** START RECORDS PROVIDED **

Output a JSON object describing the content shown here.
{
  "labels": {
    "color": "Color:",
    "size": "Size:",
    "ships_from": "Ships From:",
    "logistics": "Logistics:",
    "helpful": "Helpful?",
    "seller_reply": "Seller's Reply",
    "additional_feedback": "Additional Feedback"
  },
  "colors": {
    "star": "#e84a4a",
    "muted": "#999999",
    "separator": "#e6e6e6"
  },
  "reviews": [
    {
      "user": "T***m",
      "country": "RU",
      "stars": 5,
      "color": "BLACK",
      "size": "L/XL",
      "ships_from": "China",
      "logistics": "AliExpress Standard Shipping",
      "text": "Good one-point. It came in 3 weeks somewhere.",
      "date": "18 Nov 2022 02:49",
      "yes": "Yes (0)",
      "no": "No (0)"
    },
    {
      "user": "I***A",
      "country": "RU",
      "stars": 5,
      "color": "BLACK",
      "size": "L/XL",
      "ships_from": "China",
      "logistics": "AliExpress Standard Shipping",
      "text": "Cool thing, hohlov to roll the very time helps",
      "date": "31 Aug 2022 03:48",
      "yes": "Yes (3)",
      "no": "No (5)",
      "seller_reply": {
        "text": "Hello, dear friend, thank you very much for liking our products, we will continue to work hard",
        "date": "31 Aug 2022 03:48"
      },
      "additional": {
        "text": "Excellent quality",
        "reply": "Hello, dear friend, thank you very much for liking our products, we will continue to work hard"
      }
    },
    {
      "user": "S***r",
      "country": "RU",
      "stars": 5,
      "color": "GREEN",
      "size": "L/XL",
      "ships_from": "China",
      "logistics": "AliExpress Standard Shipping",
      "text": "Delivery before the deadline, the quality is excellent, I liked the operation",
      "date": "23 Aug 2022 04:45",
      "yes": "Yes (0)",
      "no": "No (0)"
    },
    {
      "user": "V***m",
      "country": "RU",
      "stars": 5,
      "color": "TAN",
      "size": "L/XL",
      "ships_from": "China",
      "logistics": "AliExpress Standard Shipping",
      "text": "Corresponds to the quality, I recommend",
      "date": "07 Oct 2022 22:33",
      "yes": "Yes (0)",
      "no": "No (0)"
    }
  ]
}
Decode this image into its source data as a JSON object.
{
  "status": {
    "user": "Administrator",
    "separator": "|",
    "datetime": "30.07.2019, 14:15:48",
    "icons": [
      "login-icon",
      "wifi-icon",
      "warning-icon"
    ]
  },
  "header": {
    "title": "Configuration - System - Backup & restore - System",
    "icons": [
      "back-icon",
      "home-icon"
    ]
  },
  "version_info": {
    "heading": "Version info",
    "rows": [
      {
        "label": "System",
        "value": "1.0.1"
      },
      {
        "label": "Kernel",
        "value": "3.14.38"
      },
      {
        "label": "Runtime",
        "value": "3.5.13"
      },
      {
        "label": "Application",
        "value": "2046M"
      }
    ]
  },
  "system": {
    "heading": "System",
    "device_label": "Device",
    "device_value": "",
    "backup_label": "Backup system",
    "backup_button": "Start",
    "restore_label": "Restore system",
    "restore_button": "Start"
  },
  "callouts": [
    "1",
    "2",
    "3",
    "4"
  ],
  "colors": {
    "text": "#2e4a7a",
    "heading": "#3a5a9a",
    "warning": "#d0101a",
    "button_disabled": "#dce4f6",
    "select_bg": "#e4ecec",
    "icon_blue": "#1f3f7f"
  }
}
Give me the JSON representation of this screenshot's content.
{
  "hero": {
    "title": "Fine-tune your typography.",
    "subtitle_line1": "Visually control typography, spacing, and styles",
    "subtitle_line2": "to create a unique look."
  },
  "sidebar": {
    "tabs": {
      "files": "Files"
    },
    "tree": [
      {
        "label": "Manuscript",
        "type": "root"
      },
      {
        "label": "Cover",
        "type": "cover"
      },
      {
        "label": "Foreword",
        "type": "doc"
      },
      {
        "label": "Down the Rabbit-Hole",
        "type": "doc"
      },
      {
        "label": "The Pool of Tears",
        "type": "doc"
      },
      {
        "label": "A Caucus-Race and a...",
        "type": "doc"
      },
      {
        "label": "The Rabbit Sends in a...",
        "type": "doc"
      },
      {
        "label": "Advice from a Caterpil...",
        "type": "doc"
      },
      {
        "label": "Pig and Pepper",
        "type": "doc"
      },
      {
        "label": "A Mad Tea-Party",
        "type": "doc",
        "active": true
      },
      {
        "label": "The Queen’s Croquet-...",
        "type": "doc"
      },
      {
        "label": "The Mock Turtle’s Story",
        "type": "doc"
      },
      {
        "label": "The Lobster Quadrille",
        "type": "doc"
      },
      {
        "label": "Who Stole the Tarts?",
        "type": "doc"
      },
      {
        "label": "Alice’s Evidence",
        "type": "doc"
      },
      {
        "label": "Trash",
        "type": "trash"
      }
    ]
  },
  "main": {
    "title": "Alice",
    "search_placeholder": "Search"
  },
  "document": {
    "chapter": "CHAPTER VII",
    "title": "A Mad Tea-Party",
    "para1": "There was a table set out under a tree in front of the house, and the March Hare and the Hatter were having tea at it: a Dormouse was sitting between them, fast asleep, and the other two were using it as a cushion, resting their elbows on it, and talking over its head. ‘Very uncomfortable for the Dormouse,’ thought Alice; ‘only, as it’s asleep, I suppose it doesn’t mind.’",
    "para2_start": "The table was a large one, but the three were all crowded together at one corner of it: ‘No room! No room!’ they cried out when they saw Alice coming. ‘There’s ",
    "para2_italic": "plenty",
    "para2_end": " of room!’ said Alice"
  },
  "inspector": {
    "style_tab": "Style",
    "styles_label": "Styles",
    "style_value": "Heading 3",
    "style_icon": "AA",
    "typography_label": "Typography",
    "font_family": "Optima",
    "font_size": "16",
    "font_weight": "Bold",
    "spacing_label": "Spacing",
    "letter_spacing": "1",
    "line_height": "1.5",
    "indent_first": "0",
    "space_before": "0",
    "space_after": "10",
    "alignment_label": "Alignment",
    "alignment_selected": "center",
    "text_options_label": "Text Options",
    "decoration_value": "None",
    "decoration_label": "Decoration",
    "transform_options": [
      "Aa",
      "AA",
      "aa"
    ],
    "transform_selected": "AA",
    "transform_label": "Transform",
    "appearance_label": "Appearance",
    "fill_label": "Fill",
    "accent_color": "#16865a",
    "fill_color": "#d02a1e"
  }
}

** END RECORDS PROVIDED **

_PROBLEM REQUIREMENTS_.
From the entries above, return each line with the word "user" in it.

_EXERCISE ANSWER_.
      "user": "T***m",
      "user": "I***A",
      "user": "S***r",
      "user": "V***m",
    "user": "Administrator",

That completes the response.